# [Selected extract]
%%

This is one of the reasons why Chef's knife ssh uses ssh, which most
people are already using anyway.
Another knife subcommand 'bootstrap', was originally implemented to
prepare a base OS install to get Chef installed, but it can also be
used to run an arbitrary script via knife ssh.
> It sure would be nice if people started routinely including RESTful web
> interfaces for monitoring and control into every piece of code.
Chef has a RESTful web interface to the server, which exposes a lot of
data about the infrastructure it's already storing and indexing for
search. While Opscode doesn't provide (m)any prebuilt libraries or
interfaces to interact with it automatically, the code is there and
the libraries are available to use within your code. Unfortunately
most of the documentation is through reading the source.
But if someone develops something using this and wants to share how
they did it, please add a user guide to the Chef wiki :).
Thats why I like to do my deploys as a resource in Chef :-).
The ad-hoc deployment happens simply by running Chef. It might happen
by updating a data bag item and letting Chef pick it up in ~30
minutes.
Unfortunately a lot of deploys require some or all of:
- cross machine awareness, especially when deploys are a series of events
- finely controlled deployes to named groups of machines in batches
- awareness of monitoring status before/post
- some human level validation/decision to backout
- tight control of timings
- staggered restarts to avoid over subscribing on cache refreshes against dbs
and lots more in this realm, really if you have these it points to a deploy that needs to be improved, but you often hit a 80/20 situation and the budget (time or money) just isnt there to do the last 20%.
Automating these are tough within a CM tool - at least todays - and so C&C tools matter a lot, they provide building block API calls essentially allowing for a way to script such deploys by combining lots of little pieces. With enough little APIs existing in your C&C platform you can write deployment scripts that address the above issues.
I think this thread has gone off a bit on a tangent with the whole 'outdated' bit, really dont know what that's all about. All I am saying is if its not scripted - but meat cloud driven - you have a massive documentation bordon that is often not met.
--
R.I.Pienaar
Right now, there's a proliferation of tools, each with their own
interfaces and agents - the classic recipe for
an n-squared proliferation. SSH to a command line is used so commonly
precisely because it's the only tool
that doesn't require deploying a complicated set of tools and agents.
What we need is a better, more expansive monitoring & control protocol
than SNMP.
By analogy: What's important is SMTP, without it, discussing the merits
of sendmail, postfix, exim, et. al., would be meaningless. With SMTP,
there are lots of functionally equivalent solutions to chose among.
Having said this, the devil, of course, is in the details. Developing a
new protocol is not easy, and usually involves multiple, funded efforts
that eventually shoot it out until a winner emerges. Right now, I'm not
sure where such work would be done, or who would fund it - but it sure
seems to be needed.
Miles Fidelman
> I think mcollective/nanite model are pretty much the best way to go.

%%

# [Given exercise A]
Copy out the rows word for word, everything from the line containing "instruction-box — [282, 166, 895, 438]" down to the line containing "liveworksheets-logo — [693, 1252, 981, 1282]", with both of those lines included.

# [Element location rows]
%%

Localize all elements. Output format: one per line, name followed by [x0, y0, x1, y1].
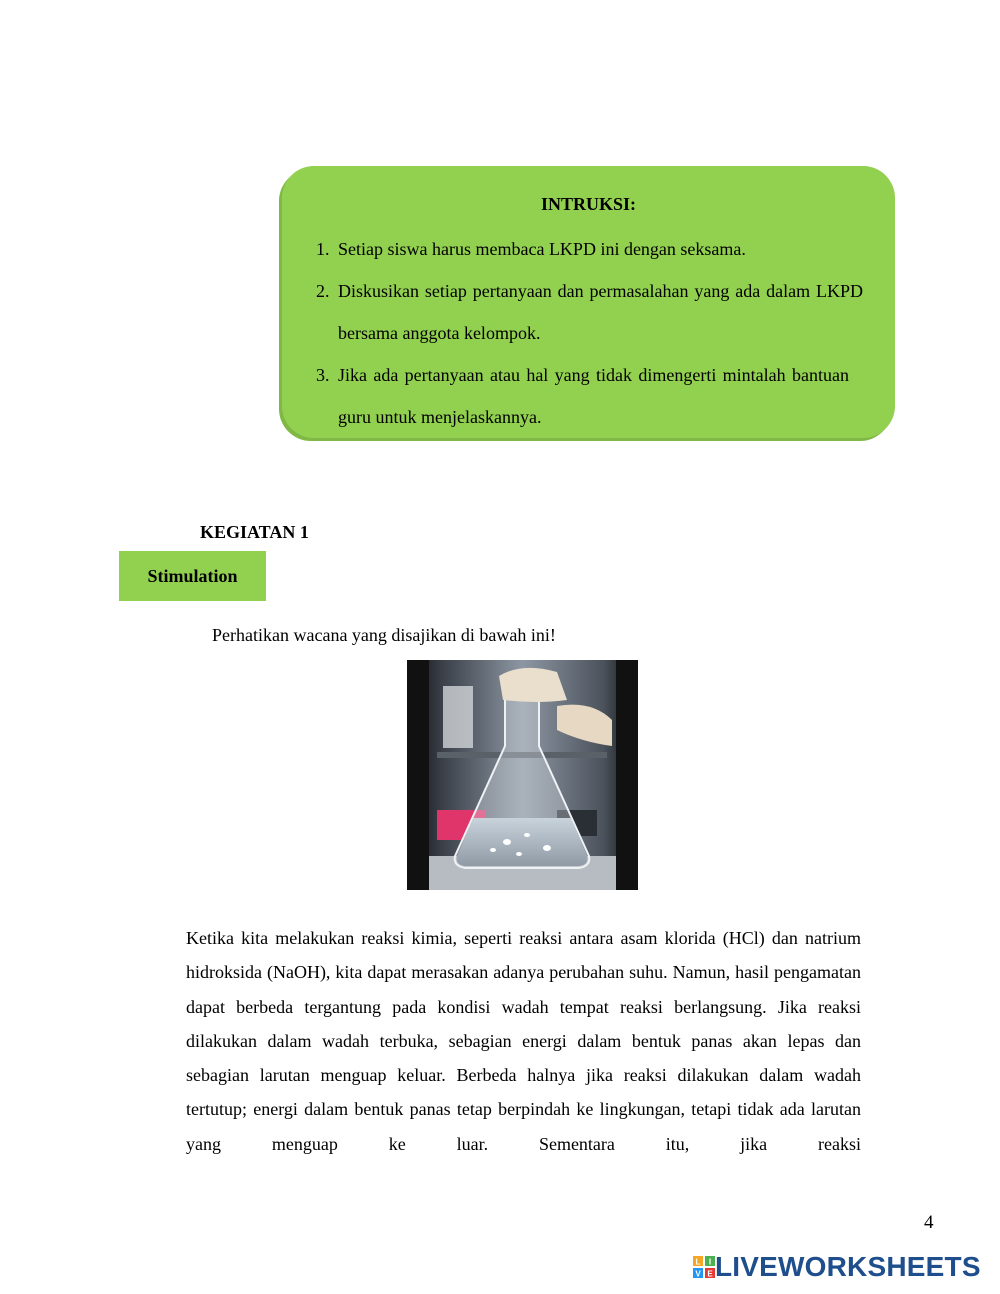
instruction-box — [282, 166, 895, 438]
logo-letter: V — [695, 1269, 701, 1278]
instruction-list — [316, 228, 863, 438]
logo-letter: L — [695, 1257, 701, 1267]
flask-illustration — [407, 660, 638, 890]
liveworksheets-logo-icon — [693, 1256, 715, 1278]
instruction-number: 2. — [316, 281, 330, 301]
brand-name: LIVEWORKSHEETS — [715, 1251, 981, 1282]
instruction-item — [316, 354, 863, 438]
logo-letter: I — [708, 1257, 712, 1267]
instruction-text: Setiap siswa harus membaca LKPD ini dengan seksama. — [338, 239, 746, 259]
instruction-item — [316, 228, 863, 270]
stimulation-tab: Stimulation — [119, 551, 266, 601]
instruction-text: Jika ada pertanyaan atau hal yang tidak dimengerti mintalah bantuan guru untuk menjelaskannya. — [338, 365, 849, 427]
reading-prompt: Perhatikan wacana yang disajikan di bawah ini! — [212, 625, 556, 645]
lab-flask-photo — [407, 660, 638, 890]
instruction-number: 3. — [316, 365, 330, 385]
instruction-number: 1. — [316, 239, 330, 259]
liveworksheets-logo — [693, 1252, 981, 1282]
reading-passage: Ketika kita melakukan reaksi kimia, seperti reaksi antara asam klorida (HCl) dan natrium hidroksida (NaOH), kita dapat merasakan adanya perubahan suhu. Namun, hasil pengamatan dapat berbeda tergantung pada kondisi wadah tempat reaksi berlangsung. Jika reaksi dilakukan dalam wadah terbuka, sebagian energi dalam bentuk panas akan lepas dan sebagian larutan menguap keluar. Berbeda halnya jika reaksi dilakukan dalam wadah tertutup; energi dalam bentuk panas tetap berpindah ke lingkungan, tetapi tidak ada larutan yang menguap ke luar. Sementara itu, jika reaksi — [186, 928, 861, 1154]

%%

# [Given exercise B]
Write the next part of the forum thread on deployment and control tools, starting after its last line.

# [Written reply A]
instruction-box — [282, 166, 895, 438]
logo-letter: V — [695, 1269, 701, 1278]
instruction-list — [316, 228, 863, 438]
logo-letter: L — [695, 1257, 701, 1267]
flask-illustration — [407, 660, 638, 890]
liveworksheets-logo-icon — [693, 1256, 715, 1278]
instruction-number: 2. — [316, 281, 330, 301]
brand-name: LIVEWORKSHEETS — [715, 1251, 981, 1282]
instruction-item — [316, 354, 863, 438]
logo-letter: I — [708, 1257, 712, 1267]
instruction-text: Setiap siswa harus membaca LKPD ini dengan seksama. — [338, 239, 746, 259]
instruction-item — [316, 228, 863, 270]
stimulation-tab: Stimulation — [119, 551, 266, 601]
instruction-text: Jika ada pertanyaan atau hal yang tidak dimengerti mintalah bantuan guru untuk menjelaskannya. — [338, 365, 849, 427]
reading-prompt: Perhatikan wacana yang disajikan di bawah ini! — [212, 625, 556, 645]
lab-flask-photo — [407, 660, 638, 890]
instruction-number: 3. — [316, 365, 330, 385]
instruction-number: 1. — [316, 239, 330, 259]
liveworksheets-logo — [693, 1252, 981, 1282]

# [Written reply B]
> I'm not going to go on a sales pitch about Vogeler but I actually had
> those same concepts in mind when I started writing it:
>
> - I don't want to deal with writing another daemon and managing
> security implications
> - Nagios hit the sweet spot in terms of flexibility
> - Message queues + schemaless data stores are the best way to go at
> this point
>
> Vogeler has those principles in mind
> - The client watches a queue. The server watches a queue. External
> script drops message on queue for all or subgroup of clients
> - Client executes script based on message. Drops results + smallmeta
> data as JSON back on the queue
> - Server reads message+metadata and dumps to database
On the published roadmap for mcollective is something similar, you'll be able to have actions written in different languages, so say you have a package agent that on redhat uses python - to talk with yum efficiently - but on other operating systems it could be shell/ruby/whatever.
But it will retain the API transparency that we have today, so from a client perspective the result sets from the api calls wont change at all. You'll get the same fine grained authorization, authentication and auditing thats already in mcollective for free with these external agents.
The registration system currently that uses mcollective as a transport for inventory/cmdb style information, I populate mongodb instances for example the nice thing with the mc model is that i can run 1 or 100 registration endpoints one feeding couch, one memcache, one a set of files or whatever you fancy and mc's infrastructure takes care of delivering the payload where needed. So building something like Vogeler's CMDB pushing isnt hard but you can additionally run/feed/consume it in many different ways via plugins.
--
R.I.Pienaar
> >
> Personally, I think there's an underlying issue: we should be focusing
> on protocols and interfaces, not tools.
I agree with this 100%.
At the moment a lot of the tools - certainly mcollective is - is at the point where we are still exploring ideas and finding ways to work, figuring out what doesnt work and what the best approach is toward building these tools. It's very early days.
I have though designed mcollective so that this eventual goal will be realized, there is a standardized structure for messages/replies and there is code that at least proves that you an talk to it from perl, php and even erlang. At the moment the managed node side is still Ruby only but once I have 1.0 out the door - soonish - addressing that is on the roadmap.
- RESTful interface for anything that can be expressed in a relatively
simple (one-line) command (e.g., reading or setting one variable,
executing a restart command)
- multiple representations for responses - HTML and JSON as required
- REST+JSON for things that require more detail, though for command
sequences, particularly with dependencies, XML might be necessary
I might start by looking at SMTP and seeing how much of the current
model could be translated into a RESTful form, and then look at some of
the OASIS workflow stuff as the basis for defining things like
installation and configuration sequences.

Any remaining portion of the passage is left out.